__INSTRUCTIONS FOR THE TASK__: Pick out the lines below that contain the string "percentile" and copy them all.

__DATA SUPPLIED__:
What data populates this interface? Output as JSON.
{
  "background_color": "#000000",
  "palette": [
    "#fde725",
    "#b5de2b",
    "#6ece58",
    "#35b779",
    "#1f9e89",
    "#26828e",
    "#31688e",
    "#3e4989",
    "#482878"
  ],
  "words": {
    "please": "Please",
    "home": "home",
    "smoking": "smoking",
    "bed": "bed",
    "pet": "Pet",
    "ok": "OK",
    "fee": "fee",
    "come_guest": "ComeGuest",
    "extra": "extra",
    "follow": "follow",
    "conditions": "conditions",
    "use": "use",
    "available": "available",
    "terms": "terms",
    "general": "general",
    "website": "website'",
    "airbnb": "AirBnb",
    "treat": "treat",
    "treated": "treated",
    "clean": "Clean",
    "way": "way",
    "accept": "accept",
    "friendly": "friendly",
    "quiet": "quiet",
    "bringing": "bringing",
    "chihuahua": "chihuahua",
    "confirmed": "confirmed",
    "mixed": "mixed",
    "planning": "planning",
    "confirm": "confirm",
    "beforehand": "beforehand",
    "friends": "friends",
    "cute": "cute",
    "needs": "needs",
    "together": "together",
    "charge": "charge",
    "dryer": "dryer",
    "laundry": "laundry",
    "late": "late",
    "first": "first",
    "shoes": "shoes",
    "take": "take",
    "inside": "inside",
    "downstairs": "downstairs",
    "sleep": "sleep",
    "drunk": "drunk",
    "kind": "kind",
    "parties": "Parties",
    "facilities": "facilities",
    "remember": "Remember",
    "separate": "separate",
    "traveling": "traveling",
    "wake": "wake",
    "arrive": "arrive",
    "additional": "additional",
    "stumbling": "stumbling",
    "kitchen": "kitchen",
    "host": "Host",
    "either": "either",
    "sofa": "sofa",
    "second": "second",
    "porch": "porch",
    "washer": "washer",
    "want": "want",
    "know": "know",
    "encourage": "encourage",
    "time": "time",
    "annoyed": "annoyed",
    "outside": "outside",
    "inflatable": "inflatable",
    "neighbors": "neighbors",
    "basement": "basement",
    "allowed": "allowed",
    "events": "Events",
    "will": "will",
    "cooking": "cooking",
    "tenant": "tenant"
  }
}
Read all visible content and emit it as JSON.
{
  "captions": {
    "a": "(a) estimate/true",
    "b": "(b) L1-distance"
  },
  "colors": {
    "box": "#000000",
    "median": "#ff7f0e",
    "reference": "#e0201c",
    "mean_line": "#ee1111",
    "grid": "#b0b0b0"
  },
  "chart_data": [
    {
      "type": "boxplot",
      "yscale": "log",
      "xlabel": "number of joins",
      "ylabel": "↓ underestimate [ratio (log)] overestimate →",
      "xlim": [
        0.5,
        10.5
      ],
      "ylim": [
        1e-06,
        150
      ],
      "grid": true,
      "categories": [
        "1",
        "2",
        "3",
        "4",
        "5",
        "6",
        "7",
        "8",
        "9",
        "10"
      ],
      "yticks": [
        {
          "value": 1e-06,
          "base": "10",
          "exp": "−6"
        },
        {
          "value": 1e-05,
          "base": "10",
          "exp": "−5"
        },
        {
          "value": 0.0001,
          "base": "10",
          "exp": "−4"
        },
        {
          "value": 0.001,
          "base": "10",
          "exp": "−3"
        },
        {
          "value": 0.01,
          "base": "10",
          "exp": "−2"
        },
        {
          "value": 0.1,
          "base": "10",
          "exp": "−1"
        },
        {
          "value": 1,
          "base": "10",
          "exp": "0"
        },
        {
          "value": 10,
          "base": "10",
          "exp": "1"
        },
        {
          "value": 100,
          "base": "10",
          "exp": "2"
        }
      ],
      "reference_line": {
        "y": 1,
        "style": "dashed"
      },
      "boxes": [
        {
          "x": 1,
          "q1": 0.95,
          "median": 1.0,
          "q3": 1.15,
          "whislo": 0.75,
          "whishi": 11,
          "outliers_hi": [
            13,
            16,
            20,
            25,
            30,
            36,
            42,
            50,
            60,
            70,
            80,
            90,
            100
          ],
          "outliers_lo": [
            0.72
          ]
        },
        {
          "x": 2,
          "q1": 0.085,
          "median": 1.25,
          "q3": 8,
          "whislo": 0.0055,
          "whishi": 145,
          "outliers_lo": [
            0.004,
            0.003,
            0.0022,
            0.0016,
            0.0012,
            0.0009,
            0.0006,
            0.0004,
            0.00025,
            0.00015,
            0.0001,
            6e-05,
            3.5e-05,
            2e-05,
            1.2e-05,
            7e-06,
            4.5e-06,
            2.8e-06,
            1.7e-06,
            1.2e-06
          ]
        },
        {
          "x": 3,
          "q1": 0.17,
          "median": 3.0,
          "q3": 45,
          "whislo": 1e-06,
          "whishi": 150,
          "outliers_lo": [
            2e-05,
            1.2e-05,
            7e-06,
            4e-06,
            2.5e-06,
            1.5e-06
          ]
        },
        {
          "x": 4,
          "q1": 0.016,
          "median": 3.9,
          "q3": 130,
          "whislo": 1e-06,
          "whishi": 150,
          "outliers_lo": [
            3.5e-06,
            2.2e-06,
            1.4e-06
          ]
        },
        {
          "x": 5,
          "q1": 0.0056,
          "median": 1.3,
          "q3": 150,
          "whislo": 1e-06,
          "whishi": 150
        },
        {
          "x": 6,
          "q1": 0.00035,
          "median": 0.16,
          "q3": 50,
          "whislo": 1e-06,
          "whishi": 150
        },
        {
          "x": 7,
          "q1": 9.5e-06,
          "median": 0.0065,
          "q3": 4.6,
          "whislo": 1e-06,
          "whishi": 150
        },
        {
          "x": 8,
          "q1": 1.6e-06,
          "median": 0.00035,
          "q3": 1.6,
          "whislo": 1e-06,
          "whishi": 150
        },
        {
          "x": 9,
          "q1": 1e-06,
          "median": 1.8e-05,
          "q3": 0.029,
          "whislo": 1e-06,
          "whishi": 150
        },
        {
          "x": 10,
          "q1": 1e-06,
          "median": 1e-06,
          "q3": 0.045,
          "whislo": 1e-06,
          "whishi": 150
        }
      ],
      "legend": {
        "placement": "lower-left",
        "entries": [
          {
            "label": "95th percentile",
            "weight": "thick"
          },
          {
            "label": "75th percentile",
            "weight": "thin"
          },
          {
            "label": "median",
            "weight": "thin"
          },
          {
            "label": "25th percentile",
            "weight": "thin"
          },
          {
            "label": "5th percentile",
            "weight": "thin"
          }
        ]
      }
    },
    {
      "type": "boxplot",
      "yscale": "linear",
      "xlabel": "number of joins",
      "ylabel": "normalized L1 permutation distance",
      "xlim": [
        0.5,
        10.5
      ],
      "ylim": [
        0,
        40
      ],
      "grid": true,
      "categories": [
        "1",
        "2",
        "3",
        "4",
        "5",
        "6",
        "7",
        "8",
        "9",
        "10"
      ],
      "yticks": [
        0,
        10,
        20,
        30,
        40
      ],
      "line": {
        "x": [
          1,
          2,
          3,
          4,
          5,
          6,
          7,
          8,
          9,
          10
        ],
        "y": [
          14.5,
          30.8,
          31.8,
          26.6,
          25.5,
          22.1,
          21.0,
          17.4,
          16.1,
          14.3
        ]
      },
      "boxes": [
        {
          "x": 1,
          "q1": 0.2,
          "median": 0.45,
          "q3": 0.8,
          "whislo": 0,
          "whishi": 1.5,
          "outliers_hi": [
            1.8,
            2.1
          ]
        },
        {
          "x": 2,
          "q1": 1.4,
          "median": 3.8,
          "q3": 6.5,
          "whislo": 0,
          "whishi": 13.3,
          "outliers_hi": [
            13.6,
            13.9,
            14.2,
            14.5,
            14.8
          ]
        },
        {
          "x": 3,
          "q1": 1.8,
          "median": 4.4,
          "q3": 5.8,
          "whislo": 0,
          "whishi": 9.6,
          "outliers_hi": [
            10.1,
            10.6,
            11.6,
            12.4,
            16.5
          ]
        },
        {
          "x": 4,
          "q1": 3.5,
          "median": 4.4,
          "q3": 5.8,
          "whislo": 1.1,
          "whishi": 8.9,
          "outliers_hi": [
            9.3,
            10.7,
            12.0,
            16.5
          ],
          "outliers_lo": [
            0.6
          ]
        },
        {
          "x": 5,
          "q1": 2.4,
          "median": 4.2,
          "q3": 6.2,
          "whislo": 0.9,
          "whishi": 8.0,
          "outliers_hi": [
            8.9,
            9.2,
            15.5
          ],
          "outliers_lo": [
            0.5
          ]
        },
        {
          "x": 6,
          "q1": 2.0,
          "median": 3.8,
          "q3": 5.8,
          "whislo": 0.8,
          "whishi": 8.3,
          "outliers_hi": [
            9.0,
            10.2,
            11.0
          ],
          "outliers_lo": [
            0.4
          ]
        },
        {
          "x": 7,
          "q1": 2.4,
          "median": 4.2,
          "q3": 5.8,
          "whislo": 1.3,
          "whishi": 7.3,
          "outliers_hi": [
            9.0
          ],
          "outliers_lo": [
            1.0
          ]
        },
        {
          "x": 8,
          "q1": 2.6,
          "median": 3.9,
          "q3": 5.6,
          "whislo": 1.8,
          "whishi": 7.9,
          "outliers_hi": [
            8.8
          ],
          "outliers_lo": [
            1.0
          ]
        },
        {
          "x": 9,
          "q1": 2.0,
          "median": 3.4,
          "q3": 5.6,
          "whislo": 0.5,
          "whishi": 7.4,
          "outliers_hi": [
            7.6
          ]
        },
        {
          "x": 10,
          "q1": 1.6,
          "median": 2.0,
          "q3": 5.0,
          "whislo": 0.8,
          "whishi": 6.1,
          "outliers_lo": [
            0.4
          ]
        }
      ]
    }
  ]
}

__PROBLEM SOLUTION__:
            "label": "95th percentile",
            "label": "75th percentile",
            "label": "25th percentile",
            "label": "5th percentile",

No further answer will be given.